▸ **BRANO ESTRATTO**:
_____

Bruxelles – I dazi voluti dal presidente degli Stati Uniti di Donald Trump (e accettati praticamente passivamente dall’UE) avranno impatti, sull’economia globale, sull’economia reale e anche sulle scelte che la Banca centrale europea sarà chiamata a fare da qui in avanti, e non solo per rispondere agli effetti delle nuove relazioni transatlantiche. E’ la stessa BCE, attraverso uno studio sui possibili effetti contagio dell’accordo siglato a fine luglio, e non solo quello, ad avvertire sugli scenari, tutti negativi, per i mesi a venire.

_____

▸ **DATI DI PARTENZA**:
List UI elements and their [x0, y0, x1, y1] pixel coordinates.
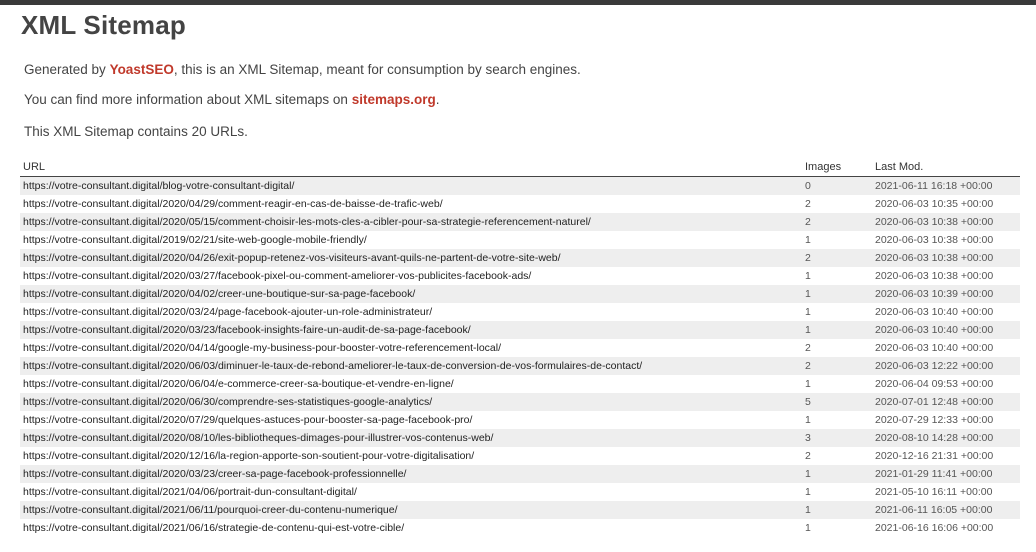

_____

▸ **COMPITO ASSEGNATO A**: Elenca tutti gli ambiti sui quali, secondo il brano estratto, i dazi voluti dal presidente degli Stati Uniti avranno impatti.
▸ **COMPITO ASSEGNATO B**: Prosegui il brano sui dazi statunitensi e sulla BCE, riprendendo subito dopo la sua ultima frase.

▸ **RISPOSTA SCRITTA A**:
- l'economia globale
- l'economia reale
- le scelte che la Banca centrale europea sarà chiamata a fare da qui in avanti

▸ **RISPOSTA SCRITTA B**:
Innanzitutto, avvertono i tecnici di Francoforte, si prevede che “l’introduzione di dazi doganali di ampia portata da parte degli Stati Uniti nel 2025 rimodellerà i flussi commerciali globali e avrà un impatto negativo sull’attività economica, con ritorsioni da parte dei partner commerciali che dovrebbero aggravare tali effetti”. Oltre alla loro influenza immediata sui volumi commerciali e sui livelli dei prezzi, i dazi operano attraverso una varietà di meccanismi interconnessi che ne amplificano le conseguenze macroeconomiche, e tra questi meccanismi figura anche il ruolo del dollaro statunitense.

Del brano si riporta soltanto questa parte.